**EXERCISE TASK**:
Work out how many lines include "density" and answer with that number only.

======== SUPPLIED ENTRIES ========

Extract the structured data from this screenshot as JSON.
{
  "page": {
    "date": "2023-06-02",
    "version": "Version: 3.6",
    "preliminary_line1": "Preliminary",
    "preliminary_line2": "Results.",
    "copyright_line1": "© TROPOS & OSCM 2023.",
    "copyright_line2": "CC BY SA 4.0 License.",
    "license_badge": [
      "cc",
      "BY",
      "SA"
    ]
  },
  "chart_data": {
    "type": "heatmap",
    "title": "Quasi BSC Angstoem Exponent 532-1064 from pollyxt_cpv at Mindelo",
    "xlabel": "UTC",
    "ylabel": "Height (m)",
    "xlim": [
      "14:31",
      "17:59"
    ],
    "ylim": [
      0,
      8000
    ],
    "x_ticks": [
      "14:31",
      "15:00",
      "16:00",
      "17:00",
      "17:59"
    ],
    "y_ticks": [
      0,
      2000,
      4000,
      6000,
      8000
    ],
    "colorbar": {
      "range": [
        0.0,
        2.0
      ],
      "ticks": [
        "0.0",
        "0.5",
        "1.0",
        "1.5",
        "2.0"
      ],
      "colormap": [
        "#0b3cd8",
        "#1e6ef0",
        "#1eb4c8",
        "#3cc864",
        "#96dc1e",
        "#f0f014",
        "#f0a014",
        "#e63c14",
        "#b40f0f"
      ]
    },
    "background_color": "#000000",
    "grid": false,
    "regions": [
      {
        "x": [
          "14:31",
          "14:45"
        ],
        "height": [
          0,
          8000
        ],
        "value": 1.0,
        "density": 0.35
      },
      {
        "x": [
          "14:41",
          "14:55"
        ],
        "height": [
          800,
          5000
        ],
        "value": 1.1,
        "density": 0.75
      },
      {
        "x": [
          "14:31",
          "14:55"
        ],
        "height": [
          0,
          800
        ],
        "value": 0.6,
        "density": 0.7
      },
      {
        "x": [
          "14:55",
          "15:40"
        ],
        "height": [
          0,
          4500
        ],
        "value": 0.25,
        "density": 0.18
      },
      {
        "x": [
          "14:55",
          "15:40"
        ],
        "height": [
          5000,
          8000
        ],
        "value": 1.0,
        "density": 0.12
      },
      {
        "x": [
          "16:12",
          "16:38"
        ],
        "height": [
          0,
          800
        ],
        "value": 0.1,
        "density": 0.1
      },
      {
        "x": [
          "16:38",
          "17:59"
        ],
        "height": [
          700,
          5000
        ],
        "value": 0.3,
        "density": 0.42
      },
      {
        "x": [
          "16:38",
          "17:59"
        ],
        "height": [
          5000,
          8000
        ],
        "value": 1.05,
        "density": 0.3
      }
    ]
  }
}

========
======== SUPPLIED ENTRIES ========

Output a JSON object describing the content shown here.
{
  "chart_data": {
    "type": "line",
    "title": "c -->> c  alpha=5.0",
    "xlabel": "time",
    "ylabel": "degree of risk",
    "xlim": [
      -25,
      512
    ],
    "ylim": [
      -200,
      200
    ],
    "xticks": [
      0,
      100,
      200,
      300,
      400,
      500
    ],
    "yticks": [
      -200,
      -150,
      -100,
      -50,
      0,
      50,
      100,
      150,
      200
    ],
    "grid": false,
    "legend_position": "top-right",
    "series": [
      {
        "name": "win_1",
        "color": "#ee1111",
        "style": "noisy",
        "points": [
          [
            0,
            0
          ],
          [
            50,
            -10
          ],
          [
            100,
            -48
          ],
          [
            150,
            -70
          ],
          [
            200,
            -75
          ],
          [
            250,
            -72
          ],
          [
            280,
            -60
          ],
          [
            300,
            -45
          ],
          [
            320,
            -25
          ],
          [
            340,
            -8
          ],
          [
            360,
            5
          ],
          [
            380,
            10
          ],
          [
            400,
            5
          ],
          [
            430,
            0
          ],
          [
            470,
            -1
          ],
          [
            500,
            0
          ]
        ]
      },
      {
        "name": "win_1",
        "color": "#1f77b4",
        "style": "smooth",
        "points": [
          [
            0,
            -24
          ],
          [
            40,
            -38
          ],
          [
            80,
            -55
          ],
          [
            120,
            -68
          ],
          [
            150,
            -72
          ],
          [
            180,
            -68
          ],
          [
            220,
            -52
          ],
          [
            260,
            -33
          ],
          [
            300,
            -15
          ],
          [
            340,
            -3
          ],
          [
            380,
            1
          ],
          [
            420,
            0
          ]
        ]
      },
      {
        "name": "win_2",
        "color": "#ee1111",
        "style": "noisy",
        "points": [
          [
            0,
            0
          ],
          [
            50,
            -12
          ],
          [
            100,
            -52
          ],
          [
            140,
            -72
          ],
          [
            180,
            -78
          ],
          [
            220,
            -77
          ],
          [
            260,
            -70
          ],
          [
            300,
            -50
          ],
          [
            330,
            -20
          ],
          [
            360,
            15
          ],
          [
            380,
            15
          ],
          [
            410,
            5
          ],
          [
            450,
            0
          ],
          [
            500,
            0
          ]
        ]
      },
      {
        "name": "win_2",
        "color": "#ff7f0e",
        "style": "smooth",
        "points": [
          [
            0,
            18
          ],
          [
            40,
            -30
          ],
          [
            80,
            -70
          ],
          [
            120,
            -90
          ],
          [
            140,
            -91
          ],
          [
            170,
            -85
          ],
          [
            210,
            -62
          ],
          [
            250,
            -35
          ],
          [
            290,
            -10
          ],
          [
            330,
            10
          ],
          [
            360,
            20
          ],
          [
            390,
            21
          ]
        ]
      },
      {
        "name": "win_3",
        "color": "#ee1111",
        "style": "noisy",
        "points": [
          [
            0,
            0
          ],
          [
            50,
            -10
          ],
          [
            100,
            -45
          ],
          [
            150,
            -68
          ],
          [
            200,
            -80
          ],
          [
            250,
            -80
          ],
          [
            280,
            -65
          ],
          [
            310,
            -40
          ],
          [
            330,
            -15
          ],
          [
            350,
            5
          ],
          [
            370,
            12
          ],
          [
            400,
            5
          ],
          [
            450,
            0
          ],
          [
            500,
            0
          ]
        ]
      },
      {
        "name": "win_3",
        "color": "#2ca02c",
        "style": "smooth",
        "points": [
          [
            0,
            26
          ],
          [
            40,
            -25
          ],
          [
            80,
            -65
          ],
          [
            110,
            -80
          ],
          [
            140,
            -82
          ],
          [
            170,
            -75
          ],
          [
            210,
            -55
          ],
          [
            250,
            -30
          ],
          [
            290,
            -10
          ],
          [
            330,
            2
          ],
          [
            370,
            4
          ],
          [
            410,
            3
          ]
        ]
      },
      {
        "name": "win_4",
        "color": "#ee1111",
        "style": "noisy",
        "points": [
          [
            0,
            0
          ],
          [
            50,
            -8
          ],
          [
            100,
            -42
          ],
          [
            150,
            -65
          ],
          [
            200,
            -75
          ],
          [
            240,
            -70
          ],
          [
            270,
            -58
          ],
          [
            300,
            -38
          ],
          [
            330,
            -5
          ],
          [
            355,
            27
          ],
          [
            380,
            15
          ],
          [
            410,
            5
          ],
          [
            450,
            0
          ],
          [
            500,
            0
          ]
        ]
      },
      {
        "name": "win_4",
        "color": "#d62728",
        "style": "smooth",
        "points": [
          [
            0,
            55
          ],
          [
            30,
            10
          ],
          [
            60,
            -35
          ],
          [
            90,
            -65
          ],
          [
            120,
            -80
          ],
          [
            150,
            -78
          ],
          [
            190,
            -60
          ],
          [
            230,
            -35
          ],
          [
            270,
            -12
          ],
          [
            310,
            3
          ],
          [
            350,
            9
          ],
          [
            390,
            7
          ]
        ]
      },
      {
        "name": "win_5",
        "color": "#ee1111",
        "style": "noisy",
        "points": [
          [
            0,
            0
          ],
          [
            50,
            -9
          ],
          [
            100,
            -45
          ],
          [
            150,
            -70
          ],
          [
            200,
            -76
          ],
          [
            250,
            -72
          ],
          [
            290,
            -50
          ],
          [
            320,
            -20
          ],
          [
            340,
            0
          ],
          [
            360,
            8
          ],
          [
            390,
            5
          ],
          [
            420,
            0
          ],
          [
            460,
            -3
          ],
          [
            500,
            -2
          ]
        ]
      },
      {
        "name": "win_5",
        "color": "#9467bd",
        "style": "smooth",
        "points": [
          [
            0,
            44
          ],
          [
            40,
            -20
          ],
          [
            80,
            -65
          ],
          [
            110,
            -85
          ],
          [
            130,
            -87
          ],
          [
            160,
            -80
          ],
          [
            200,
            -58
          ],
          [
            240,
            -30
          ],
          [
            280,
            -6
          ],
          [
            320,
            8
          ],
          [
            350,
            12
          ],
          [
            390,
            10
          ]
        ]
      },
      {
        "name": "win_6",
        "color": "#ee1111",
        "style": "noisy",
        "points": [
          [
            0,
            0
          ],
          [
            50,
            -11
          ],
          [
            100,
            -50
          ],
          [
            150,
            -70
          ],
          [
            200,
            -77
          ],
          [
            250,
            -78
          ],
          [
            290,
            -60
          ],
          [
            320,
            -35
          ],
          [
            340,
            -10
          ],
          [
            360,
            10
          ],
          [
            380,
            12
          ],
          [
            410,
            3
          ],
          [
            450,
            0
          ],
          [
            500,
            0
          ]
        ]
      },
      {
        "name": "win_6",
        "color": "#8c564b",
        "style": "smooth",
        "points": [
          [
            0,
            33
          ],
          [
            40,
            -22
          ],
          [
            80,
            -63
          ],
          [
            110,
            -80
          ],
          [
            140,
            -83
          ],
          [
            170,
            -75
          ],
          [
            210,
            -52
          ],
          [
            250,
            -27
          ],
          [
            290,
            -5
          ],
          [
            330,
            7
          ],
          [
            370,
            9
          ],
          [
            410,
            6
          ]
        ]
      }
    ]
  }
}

========

**REPLY TO THE EXERCISE**:
8